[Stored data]
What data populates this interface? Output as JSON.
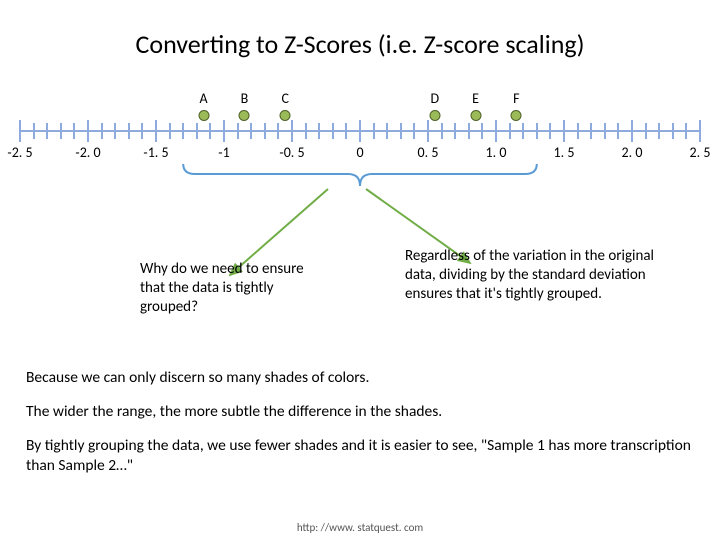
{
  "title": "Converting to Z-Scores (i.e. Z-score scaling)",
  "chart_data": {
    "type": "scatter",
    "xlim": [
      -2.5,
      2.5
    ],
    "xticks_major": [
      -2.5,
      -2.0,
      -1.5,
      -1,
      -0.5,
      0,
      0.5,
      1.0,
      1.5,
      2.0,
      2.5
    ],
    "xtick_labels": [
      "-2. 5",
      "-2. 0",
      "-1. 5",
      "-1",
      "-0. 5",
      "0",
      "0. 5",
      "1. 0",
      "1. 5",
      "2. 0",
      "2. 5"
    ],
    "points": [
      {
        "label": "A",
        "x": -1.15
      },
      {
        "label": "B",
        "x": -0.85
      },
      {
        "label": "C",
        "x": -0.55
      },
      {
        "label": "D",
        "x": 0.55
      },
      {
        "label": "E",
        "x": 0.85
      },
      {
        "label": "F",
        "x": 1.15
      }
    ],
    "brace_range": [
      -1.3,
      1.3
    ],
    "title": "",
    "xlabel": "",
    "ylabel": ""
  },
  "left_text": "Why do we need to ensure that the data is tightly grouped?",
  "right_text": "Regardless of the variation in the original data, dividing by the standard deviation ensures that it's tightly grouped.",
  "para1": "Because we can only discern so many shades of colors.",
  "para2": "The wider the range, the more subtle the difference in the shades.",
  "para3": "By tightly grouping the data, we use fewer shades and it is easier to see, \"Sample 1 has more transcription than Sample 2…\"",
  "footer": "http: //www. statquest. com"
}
--
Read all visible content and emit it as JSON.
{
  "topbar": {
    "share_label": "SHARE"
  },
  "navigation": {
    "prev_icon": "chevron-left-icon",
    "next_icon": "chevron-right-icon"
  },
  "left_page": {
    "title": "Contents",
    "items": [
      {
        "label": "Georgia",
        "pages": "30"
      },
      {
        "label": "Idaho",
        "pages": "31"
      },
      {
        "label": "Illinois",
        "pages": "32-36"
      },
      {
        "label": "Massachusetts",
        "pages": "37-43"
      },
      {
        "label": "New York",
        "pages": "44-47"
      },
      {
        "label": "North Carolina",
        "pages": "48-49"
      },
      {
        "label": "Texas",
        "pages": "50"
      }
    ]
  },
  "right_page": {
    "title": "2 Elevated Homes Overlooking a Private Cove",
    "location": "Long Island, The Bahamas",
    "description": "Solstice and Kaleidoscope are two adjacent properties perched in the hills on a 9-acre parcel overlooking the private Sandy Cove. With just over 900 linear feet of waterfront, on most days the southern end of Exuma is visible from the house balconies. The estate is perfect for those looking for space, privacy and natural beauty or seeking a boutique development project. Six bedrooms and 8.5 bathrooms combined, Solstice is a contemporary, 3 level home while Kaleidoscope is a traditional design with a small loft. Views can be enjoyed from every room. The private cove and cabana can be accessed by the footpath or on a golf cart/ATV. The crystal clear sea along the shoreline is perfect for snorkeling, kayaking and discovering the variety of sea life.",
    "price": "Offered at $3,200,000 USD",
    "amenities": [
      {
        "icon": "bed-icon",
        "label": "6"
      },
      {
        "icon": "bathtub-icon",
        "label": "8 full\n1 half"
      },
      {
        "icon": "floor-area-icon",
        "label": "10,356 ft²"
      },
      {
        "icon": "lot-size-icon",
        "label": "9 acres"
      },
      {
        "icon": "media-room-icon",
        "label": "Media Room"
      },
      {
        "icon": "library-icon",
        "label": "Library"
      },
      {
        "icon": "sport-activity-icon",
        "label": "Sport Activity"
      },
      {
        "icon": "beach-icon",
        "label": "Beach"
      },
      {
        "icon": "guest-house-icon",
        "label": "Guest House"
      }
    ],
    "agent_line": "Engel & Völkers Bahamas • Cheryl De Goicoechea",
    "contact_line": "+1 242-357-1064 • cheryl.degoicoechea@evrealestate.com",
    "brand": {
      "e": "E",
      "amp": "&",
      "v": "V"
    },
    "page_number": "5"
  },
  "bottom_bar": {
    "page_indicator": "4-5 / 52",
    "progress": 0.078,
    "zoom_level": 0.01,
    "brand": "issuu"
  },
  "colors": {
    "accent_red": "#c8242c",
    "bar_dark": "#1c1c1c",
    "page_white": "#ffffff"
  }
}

**Task to complete:** Pull every line containing "Bahamas" from the material above.

**Full solution:**
    "location": "Long Island, The Bahamas",
    "agent_line": "Engel & Völkers Bahamas • Cheryl De Goicoechea",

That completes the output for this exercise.